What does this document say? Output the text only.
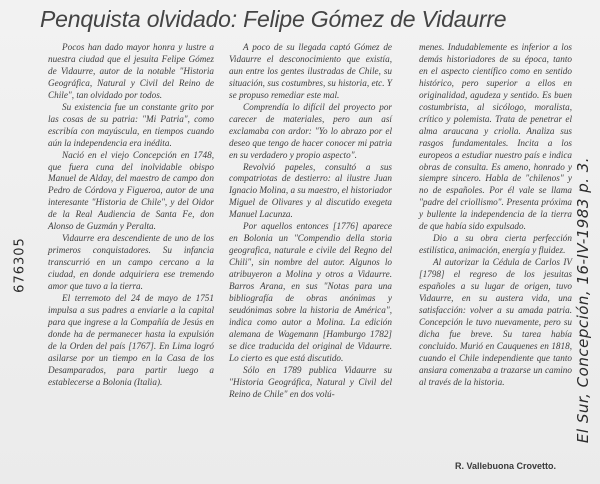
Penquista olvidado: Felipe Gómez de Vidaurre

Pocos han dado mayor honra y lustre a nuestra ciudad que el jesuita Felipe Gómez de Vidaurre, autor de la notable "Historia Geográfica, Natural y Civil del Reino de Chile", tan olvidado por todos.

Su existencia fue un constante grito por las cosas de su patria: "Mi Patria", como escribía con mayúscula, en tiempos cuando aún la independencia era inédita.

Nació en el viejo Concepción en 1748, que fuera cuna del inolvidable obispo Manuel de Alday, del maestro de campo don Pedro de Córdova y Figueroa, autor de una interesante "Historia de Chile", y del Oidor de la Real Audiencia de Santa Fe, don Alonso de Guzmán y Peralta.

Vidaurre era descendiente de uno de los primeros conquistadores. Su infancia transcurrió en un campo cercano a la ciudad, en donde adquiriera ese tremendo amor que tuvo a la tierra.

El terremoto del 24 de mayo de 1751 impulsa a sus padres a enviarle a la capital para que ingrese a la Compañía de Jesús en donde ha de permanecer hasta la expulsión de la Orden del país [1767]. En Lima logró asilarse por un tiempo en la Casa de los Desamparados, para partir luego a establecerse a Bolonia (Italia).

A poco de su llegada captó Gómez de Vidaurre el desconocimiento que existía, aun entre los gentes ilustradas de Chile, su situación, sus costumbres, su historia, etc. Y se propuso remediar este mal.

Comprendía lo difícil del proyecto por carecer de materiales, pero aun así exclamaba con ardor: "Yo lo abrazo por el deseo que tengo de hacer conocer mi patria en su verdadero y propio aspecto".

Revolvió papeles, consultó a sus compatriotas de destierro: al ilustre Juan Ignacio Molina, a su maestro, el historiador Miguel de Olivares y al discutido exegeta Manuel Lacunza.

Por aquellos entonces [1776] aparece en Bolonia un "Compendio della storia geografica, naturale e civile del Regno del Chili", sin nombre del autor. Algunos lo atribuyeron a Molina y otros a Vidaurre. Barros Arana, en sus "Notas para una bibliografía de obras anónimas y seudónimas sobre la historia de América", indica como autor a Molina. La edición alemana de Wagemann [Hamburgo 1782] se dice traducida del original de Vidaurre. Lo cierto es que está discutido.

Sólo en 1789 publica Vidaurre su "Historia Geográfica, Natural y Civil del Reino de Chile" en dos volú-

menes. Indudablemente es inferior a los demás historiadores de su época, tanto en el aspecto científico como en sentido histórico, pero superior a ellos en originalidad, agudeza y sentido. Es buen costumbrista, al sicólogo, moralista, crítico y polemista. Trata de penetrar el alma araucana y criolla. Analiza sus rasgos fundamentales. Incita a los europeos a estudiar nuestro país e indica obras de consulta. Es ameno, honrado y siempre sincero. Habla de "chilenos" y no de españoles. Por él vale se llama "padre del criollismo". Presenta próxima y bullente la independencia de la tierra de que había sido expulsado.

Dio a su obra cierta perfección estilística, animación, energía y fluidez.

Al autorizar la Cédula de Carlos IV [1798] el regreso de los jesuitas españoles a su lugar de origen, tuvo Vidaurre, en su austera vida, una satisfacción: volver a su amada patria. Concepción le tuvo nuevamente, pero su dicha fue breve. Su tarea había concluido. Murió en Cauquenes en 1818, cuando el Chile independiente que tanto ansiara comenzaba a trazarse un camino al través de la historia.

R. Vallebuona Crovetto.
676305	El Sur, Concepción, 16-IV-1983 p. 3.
━━━━━━━━━━━━━━━━
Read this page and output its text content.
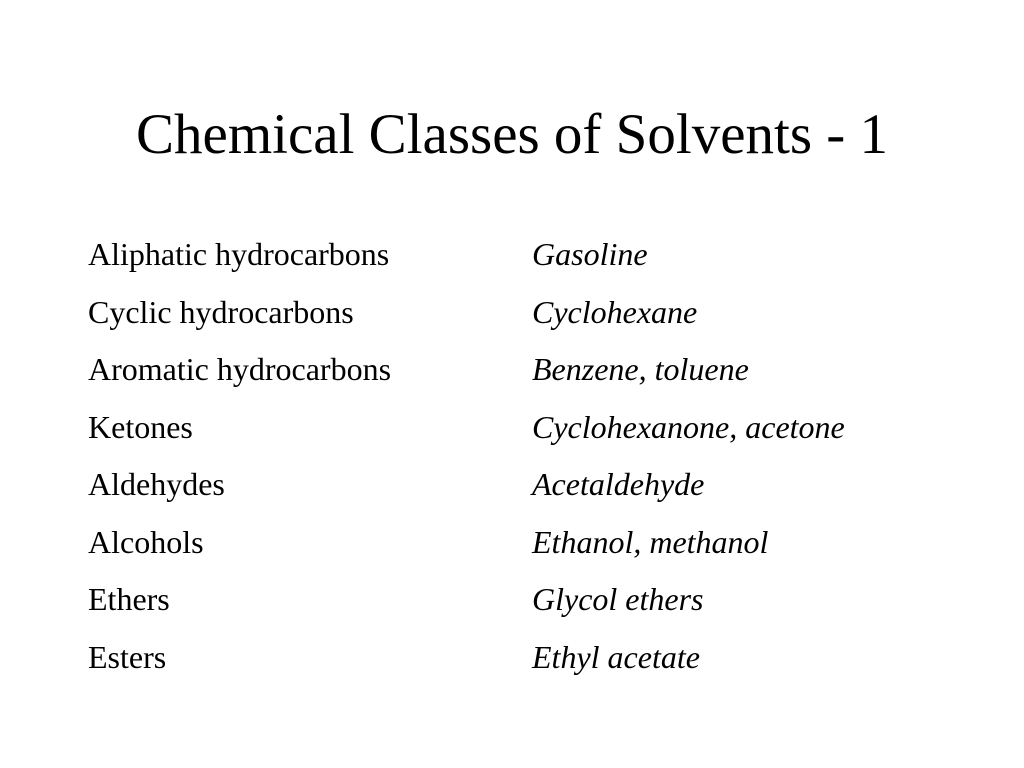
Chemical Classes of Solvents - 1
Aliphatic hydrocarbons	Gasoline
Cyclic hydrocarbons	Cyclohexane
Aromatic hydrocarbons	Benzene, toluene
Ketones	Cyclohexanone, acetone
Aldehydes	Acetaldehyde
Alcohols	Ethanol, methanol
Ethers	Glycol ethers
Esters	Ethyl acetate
━━━━━━━━━━━━━━━━
Find every line in the records above that holds the word "olvidado", and copy each one.

• **Completed task**
Penquista olvidado: Felipe Gómez de Vidaurre
Pocos han dado mayor honra y lustre a nuestra ciudad que el jesuita Felipe Gómez de Vidaurre, autor de la notable "Historia Geográfica, Natural y Civil del Reino de Chile", tan olvidado por todos.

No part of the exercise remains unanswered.